GIVEN REQUEST => Pick out and copy every line of the items below that contains the string "在烧烤行业中". Treat case as significant.

Collected data:

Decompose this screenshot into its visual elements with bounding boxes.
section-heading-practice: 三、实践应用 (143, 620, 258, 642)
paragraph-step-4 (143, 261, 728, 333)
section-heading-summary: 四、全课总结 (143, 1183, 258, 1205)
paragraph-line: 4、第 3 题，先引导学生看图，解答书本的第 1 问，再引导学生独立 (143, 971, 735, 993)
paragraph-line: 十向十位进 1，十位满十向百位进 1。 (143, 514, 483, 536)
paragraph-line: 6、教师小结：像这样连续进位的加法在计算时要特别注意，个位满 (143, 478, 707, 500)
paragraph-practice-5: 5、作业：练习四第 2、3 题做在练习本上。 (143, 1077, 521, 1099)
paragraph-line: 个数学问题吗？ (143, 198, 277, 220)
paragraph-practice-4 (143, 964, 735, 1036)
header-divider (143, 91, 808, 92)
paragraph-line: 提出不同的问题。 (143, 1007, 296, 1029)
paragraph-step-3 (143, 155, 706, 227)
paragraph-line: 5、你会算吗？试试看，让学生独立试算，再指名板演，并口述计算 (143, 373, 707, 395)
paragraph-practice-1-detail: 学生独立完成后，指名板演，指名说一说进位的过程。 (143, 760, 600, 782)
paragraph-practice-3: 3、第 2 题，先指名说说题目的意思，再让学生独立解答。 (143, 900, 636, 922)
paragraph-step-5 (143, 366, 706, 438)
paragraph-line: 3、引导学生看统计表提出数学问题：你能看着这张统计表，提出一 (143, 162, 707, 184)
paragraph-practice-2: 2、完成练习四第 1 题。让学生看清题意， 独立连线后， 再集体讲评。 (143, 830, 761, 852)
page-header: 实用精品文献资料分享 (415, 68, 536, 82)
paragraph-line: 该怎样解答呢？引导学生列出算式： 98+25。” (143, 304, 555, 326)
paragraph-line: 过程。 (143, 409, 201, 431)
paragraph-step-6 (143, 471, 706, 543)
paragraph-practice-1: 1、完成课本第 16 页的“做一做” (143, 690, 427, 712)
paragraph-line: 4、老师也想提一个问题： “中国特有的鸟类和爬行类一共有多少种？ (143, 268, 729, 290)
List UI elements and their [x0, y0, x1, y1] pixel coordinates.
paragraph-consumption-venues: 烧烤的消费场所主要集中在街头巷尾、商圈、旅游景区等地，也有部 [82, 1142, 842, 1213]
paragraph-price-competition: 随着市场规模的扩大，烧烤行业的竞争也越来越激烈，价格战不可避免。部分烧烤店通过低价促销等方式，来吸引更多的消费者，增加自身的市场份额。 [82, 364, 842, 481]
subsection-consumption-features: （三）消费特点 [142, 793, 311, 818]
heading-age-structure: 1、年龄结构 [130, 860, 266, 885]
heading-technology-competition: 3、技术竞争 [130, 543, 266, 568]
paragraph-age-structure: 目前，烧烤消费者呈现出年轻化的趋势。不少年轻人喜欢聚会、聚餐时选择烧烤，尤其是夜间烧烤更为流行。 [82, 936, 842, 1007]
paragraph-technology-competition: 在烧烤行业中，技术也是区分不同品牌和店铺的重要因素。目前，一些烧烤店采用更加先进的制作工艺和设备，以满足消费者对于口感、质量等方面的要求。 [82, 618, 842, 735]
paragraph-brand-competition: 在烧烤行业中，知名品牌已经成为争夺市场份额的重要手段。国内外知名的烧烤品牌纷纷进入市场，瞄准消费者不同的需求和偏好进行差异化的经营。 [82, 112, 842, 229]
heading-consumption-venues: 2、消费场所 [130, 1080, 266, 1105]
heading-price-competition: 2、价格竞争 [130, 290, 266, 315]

RESPONSE BELOW =>
paragraph-technology-competition: 在烧烤行业中，技术也是区分不同品牌和店铺的重要因素。目前，一些烧烤店采用更加先进的制作工艺和设备，以满足消费者对于口感、质量等方面的要求。 [82, 618, 842, 735]
paragraph-brand-competition: 在烧烤行业中，知名品牌已经成为争夺市场份额的重要手段。国内外知名的烧烤品牌纷纷进入市场，瞄准消费者不同的需求和偏好进行差异化的经营。 [82, 112, 842, 229]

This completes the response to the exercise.